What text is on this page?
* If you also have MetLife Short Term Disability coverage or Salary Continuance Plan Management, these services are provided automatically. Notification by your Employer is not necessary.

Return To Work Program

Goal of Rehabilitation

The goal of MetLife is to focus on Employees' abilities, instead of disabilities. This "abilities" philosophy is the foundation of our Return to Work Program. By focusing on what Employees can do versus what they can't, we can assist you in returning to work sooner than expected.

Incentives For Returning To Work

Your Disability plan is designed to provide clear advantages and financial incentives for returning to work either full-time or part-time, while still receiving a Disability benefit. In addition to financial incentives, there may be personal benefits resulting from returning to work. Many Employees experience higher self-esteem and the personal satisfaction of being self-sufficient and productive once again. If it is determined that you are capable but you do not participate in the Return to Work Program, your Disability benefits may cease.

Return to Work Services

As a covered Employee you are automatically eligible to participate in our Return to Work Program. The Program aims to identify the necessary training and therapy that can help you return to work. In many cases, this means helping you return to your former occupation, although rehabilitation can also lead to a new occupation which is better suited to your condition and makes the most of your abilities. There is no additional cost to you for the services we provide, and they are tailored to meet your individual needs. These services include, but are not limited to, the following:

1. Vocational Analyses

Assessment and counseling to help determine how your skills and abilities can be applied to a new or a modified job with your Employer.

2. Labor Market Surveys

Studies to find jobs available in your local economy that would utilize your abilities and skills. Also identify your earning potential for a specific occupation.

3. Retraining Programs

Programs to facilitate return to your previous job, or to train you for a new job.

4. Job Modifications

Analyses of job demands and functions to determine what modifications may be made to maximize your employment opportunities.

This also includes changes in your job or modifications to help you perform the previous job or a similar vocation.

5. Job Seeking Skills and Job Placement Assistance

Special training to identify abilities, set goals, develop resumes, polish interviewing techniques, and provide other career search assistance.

• GOAL: Transcribe the material above word for word.

• TASK SOLUTION:
What text is on this page?
* If you also have MetLife Short Term Disability coverage or Salary Continuance Plan Management, these services are provided automatically. Notification by your Employer is not necessary.

Return To Work Program

Goal of Rehabilitation

The goal of MetLife is to focus on Employees' abilities, instead of disabilities. This "abilities" philosophy is the foundation of our Return to Work Program. By focusing on what Employees can do versus what they can't, we can assist you in returning to work sooner than expected.

Incentives For Returning To Work

Your Disability plan is designed to provide clear advantages and financial incentives for returning to work either full-time or part-time, while still receiving a Disability benefit. In addition to financial incentives, there may be personal benefits resulting from returning to work. Many Employees experience higher self-esteem and the personal satisfaction of being self-sufficient and productive once again. If it is determined that you are capable but you do not participate in the Return to Work Program, your Disability benefits may cease.

Return to Work Services

As a covered Employee you are automatically eligible to participate in our Return to Work Program. The Program aims to identify the necessary training and therapy that can help you return to work. In many cases, this means helping you return to your former occupation, although rehabilitation can also lead to a new occupation which is better suited to your condition and makes the most of your abilities. There is no additional cost to you for the services we provide, and they are tailored to meet your individual needs. These services include, but are not limited to, the following:

1. Vocational Analyses

Assessment and counseling to help determine how your skills and abilities can be applied to a new or a modified job with your Employer.

2. Labor Market Surveys

Studies to find jobs available in your local economy that would utilize your abilities and skills. Also identify your earning potential for a specific occupation.

3. Retraining Programs

Programs to facilitate return to your previous job, or to train you for a new job.

4. Job Modifications

Analyses of job demands and functions to determine what modifications may be made to maximize your employment opportunities.

This also includes changes in your job or modifications to help you perform the previous job or a similar vocation.

5. Job Seeking Skills and Job Placement Assistance

Special training to identify abilities, set goals, develop resumes, polish interviewing techniques, and provide other career search assistance.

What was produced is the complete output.